======== MATERIAL FOR THIS EXERCISE

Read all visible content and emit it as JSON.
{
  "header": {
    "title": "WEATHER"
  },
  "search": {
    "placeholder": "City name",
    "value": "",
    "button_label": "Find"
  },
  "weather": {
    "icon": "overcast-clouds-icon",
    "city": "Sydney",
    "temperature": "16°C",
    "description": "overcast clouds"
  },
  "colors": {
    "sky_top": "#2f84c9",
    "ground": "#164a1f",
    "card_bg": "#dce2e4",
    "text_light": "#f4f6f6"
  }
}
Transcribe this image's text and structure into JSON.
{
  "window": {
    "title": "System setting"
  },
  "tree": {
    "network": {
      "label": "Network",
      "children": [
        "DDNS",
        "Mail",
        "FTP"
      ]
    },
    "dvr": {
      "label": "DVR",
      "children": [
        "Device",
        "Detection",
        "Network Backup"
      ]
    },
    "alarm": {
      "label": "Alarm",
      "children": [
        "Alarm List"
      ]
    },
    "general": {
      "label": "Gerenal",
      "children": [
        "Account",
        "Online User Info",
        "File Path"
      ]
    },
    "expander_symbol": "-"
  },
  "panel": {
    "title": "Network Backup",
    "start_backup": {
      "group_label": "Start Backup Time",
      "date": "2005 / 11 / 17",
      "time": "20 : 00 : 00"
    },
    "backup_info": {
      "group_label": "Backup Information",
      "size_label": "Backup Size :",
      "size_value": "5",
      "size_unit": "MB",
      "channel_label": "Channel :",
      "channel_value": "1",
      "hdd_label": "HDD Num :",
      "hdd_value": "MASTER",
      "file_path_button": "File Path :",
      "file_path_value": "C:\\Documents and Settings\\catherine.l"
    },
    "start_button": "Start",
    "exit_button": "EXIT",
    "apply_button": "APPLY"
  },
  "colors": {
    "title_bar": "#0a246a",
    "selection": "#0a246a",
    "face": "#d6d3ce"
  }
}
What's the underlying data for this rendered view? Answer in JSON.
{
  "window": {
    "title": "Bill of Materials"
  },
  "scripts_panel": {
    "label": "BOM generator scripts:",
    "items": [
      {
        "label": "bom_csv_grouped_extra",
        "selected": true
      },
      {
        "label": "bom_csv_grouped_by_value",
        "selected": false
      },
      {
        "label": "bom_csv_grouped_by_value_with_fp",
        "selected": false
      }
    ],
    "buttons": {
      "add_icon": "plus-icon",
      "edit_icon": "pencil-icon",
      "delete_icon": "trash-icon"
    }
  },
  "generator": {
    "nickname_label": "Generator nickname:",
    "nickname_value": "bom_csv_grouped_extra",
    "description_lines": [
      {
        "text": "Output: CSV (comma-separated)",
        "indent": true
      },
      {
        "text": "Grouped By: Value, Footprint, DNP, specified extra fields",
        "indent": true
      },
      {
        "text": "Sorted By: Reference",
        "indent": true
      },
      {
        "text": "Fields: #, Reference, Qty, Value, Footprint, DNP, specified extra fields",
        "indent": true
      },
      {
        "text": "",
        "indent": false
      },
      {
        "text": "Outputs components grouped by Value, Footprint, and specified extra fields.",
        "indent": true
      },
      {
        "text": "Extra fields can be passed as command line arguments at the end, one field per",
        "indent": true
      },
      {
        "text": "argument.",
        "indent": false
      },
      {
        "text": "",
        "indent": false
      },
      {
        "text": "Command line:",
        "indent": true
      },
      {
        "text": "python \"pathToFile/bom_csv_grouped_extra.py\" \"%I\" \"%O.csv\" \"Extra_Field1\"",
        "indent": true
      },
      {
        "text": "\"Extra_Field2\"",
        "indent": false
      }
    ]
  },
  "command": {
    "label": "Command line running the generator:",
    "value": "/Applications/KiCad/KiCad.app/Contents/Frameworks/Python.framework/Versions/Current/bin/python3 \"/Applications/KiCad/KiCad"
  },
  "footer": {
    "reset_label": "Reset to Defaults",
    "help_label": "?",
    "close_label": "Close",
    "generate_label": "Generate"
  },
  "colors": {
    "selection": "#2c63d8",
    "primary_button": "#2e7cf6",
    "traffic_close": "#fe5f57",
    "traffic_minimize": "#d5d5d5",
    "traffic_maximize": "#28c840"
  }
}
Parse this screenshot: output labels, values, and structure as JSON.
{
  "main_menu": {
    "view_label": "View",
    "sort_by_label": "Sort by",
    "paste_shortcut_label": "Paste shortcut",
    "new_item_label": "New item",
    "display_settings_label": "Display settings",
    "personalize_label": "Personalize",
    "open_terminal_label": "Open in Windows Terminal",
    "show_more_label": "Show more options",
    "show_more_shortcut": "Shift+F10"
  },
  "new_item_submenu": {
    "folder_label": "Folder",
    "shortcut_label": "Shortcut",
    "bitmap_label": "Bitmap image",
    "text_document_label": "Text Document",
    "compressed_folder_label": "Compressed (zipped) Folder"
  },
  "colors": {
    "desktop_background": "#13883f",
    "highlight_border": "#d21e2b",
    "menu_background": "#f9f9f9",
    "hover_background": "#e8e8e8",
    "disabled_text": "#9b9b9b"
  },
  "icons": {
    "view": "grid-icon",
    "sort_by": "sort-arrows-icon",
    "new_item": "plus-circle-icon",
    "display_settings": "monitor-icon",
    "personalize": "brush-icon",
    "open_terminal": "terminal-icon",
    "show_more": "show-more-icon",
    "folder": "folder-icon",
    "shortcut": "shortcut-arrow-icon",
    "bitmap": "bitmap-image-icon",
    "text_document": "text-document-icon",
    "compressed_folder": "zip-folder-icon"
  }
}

================

Find the lines above that contain the word "selection" and collect them.

▶ [PROBLEM SOLUTION]
    "selection": "#0a246a",
    "selection": "#2c63d8",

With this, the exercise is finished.